● **What the exercise asks**:
Images embedded in the records are excluded; print everything else exactly as given.

● **Material for this task**:

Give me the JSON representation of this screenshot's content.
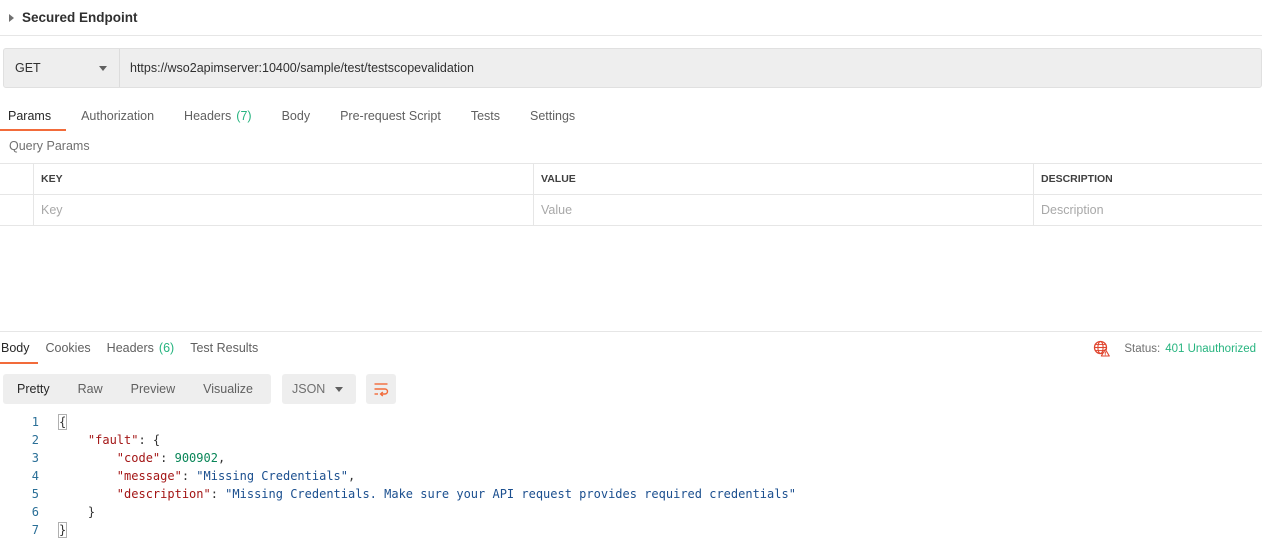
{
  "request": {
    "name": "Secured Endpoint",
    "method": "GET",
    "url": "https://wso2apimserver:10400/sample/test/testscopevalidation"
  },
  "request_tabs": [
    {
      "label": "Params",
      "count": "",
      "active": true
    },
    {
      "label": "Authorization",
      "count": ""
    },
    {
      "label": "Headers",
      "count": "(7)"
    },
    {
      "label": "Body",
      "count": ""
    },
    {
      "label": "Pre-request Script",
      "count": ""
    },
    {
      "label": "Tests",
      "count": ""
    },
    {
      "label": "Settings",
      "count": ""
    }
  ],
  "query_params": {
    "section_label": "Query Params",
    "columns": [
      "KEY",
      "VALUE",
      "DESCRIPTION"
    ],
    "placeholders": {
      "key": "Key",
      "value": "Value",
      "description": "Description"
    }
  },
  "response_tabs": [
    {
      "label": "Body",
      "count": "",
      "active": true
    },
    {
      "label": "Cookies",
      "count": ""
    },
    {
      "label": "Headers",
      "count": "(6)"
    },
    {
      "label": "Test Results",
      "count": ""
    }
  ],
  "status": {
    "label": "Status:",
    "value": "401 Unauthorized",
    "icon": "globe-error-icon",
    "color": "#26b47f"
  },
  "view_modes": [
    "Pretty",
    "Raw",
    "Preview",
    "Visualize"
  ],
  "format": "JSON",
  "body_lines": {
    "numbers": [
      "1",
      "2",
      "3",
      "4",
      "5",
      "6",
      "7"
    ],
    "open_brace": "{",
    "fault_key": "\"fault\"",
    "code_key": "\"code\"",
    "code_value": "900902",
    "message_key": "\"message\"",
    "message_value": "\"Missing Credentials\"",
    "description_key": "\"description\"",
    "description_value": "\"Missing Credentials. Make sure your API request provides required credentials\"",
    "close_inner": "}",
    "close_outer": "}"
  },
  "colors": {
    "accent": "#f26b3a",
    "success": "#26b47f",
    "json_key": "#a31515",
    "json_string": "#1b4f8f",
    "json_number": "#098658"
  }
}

● **Solved exercise**:
Give me the JSON representation of this screenshot's content.
{
  "request": {
    "name": "Secured Endpoint",
    "method": "GET",
    "url": "https://wso2apimserver:10400/sample/test/testscopevalidation"
  },
  "request_tabs": [
    {
      "label": "Params",
      "count": "",
      "active": true
    },
    {
      "label": "Authorization",
      "count": ""
    },
    {
      "label": "Headers",
      "count": "(7)"
    },
    {
      "label": "Body",
      "count": ""
    },
    {
      "label": "Pre-request Script",
      "count": ""
    },
    {
      "label": "Tests",
      "count": ""
    },
    {
      "label": "Settings",
      "count": ""
    }
  ],
  "query_params": {
    "section_label": "Query Params",
    "columns": [
      "KEY",
      "VALUE",
      "DESCRIPTION"
    ],
    "placeholders": {
      "key": "Key",
      "value": "Value",
      "description": "Description"
    }
  },
  "response_tabs": [
    {
      "label": "Body",
      "count": "",
      "active": true
    },
    {
      "label": "Cookies",
      "count": ""
    },
    {
      "label": "Headers",
      "count": "(6)"
    },
    {
      "label": "Test Results",
      "count": ""
    }
  ],
  "status": {
    "label": "Status:",
    "value": "401 Unauthorized",
    "icon": "globe-error-icon",
    "color": "#26b47f"
  },
  "view_modes": [
    "Pretty",
    "Raw",
    "Preview",
    "Visualize"
  ],
  "format": "JSON",
  "body_lines": {
    "numbers": [
      "1",
      "2",
      "3",
      "4",
      "5",
      "6",
      "7"
    ],
    "open_brace": "{",
    "fault_key": "\"fault\"",
    "code_key": "\"code\"",
    "code_value": "900902",
    "message_key": "\"message\"",
    "message_value": "\"Missing Credentials\"",
    "description_key": "\"description\"",
    "description_value": "\"Missing Credentials. Make sure your API request provides required credentials\"",
    "close_inner": "}",
    "close_outer": "}"
  },
  "colors": {
    "accent": "#f26b3a",
    "success": "#26b47f",
    "json_key": "#a31515",
    "json_string": "#1b4f8f",
    "json_number": "#098658"
  }
}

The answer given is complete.